OBJECTIVE
Write out every entry exactly as given, but omit the pictures.

DATA SUPPLIED
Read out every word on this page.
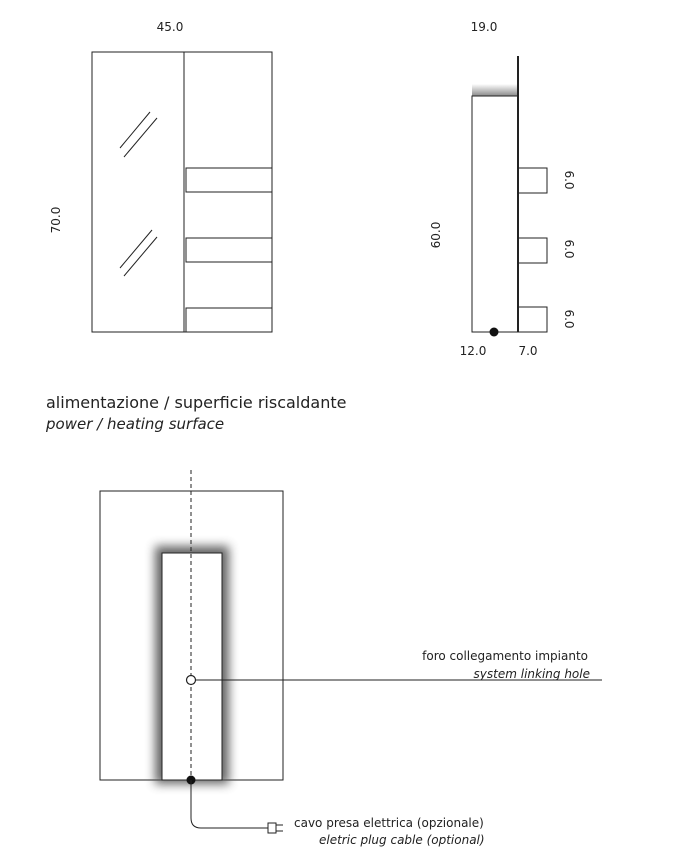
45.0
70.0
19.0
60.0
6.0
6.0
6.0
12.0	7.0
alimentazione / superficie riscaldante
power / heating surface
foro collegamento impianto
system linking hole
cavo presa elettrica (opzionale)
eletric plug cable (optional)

RESPONSE BELOW
Read out every word on this page.
45.0
70.0
19.0
60.0
6.0
6.0
6.0
12.0	7.0
alimentazione / superficie riscaldante
power / heating surface
foro collegamento impianto
system linking hole
cavo presa elettrica (opzionale)
eletric plug cable (optional)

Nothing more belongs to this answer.